WHAT THE EXERCISE ASKS —
Where a line contains the word "right", copy that line.
======
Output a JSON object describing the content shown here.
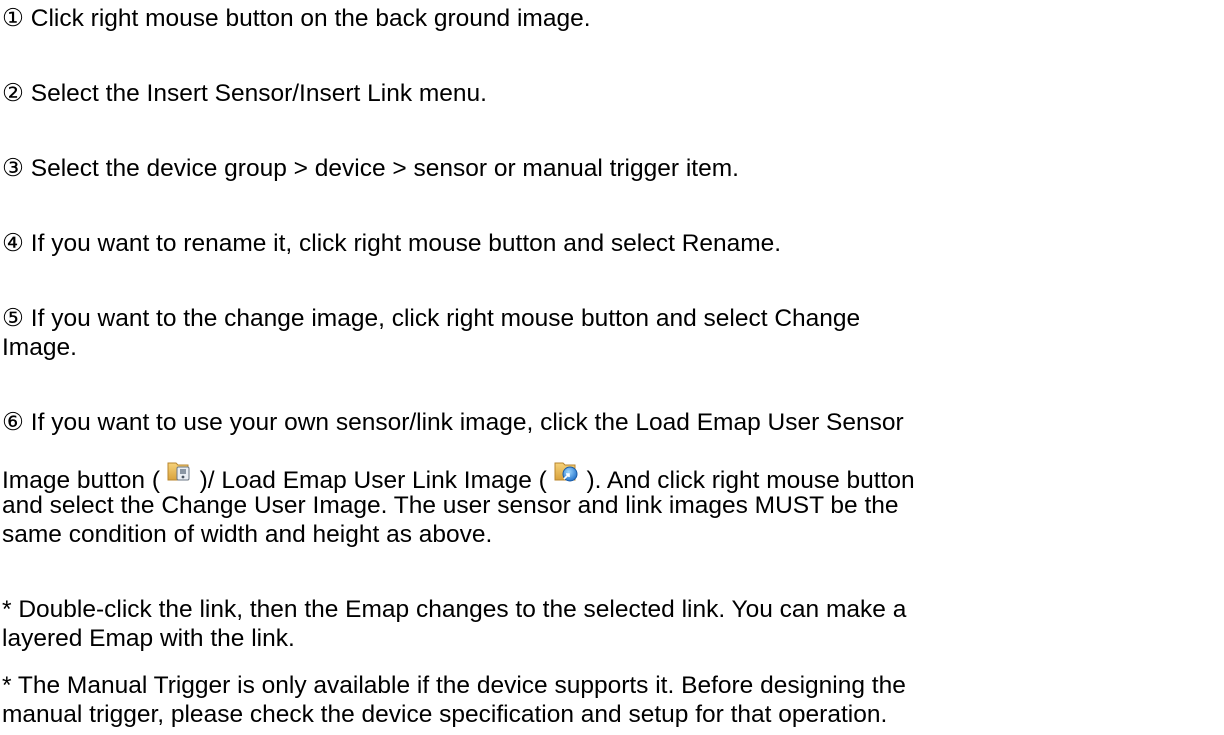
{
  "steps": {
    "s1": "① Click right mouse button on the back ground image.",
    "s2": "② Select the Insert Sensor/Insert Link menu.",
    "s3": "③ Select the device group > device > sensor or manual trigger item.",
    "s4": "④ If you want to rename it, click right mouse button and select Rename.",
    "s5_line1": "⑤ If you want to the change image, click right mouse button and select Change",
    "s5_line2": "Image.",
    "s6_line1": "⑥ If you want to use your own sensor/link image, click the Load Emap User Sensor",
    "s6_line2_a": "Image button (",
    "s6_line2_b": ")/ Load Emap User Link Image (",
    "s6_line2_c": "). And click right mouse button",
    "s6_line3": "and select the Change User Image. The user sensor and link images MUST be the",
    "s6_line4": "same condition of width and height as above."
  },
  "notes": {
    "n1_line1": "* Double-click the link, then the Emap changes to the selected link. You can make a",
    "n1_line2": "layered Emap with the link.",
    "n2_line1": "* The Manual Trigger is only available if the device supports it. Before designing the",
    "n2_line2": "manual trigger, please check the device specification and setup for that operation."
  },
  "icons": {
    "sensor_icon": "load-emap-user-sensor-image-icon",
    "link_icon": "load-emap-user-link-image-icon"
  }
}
======
TASK OUTPUT —
    "s1": "① Click right mouse button on the back ground image.",
    "s4": "④ If you want to rename it, click right mouse button and select Rename.",
    "s5_line1": "⑤ If you want to the change image, click right mouse button and select Change",
    "s6_line2_c": "). And click right mouse button",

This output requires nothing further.